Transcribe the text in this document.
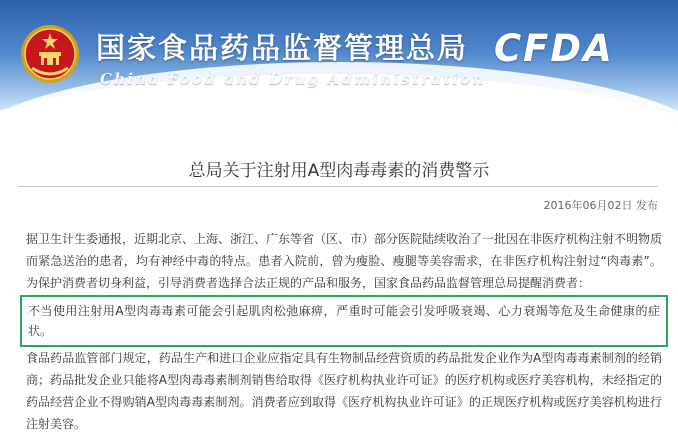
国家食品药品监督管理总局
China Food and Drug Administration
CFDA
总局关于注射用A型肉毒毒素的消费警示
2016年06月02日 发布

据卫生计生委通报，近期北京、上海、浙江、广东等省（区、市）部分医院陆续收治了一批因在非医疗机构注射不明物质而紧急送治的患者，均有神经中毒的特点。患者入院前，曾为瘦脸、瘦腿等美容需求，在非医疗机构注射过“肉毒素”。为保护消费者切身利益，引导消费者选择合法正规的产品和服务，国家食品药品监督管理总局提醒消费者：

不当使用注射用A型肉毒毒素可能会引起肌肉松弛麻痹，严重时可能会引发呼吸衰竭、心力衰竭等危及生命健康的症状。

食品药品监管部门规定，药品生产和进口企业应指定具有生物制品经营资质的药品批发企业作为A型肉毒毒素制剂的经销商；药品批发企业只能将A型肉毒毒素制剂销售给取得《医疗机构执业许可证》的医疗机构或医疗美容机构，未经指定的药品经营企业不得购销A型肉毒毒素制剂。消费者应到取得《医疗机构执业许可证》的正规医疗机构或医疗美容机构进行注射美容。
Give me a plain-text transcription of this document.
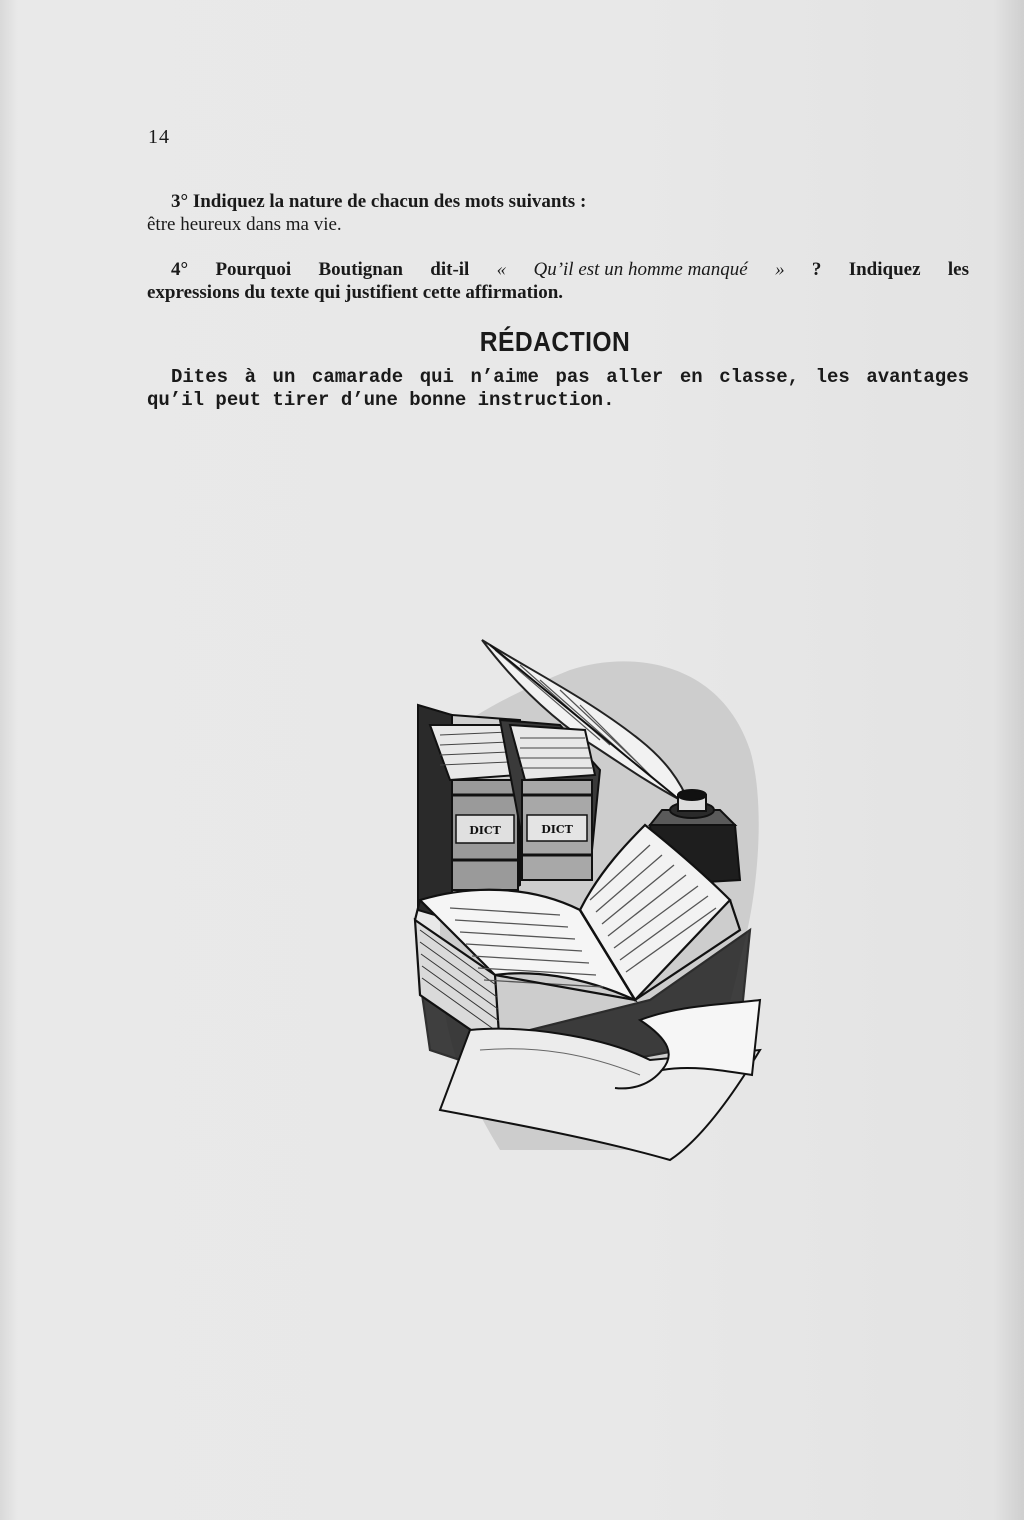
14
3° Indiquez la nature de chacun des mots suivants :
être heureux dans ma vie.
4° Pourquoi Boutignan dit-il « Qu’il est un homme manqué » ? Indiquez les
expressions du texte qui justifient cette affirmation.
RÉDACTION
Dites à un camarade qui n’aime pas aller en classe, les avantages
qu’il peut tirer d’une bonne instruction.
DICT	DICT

————————

What to work on: Give only the number of lines above that hold the string "Indiquez".

Task response: 2